REQUIRED TASK ::
Spot every line with the word "massage" and return it.

== MATERIAL FOR THIS EXERCISE ==

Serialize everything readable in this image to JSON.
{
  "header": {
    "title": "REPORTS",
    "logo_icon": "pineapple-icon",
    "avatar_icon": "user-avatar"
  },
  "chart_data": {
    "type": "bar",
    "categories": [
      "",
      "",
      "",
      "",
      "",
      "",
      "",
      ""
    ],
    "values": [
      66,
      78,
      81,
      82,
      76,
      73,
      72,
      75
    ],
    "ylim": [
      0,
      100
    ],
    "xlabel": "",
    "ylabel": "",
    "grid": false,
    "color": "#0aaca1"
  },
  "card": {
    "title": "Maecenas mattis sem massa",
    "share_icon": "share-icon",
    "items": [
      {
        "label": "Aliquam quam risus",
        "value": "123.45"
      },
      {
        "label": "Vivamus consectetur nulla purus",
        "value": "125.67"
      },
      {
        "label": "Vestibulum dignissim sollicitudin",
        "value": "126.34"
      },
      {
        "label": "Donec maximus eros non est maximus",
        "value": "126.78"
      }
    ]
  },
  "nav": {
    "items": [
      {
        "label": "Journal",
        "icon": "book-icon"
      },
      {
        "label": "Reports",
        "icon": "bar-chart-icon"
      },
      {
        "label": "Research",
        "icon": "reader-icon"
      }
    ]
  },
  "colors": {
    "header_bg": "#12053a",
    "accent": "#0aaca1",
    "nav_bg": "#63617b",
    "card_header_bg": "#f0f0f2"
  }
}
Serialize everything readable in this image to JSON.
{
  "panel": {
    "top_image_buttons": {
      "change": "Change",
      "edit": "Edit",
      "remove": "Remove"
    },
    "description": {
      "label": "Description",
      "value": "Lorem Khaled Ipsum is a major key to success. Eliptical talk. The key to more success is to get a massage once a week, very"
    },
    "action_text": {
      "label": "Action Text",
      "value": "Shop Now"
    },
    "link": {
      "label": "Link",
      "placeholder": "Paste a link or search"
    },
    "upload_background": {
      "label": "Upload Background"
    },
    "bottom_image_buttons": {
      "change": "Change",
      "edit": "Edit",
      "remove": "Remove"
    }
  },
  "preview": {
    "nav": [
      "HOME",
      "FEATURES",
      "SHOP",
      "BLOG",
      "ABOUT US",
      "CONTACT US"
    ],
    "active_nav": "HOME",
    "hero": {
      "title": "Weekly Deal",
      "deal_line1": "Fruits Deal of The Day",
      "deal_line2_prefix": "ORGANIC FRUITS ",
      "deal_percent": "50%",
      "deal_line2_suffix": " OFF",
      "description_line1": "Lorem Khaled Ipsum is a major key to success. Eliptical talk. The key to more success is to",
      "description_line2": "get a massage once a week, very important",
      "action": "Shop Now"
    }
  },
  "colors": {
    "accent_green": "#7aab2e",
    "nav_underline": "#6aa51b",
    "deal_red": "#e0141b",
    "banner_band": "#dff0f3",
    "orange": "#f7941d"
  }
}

===

OUTPUT OF THE TASK ::
      "value": "Lorem Khaled Ipsum is a major key to success. Eliptical talk. The key to more success is to get a massage once a week, very"
      "description_line2": "get a massage once a week, very important",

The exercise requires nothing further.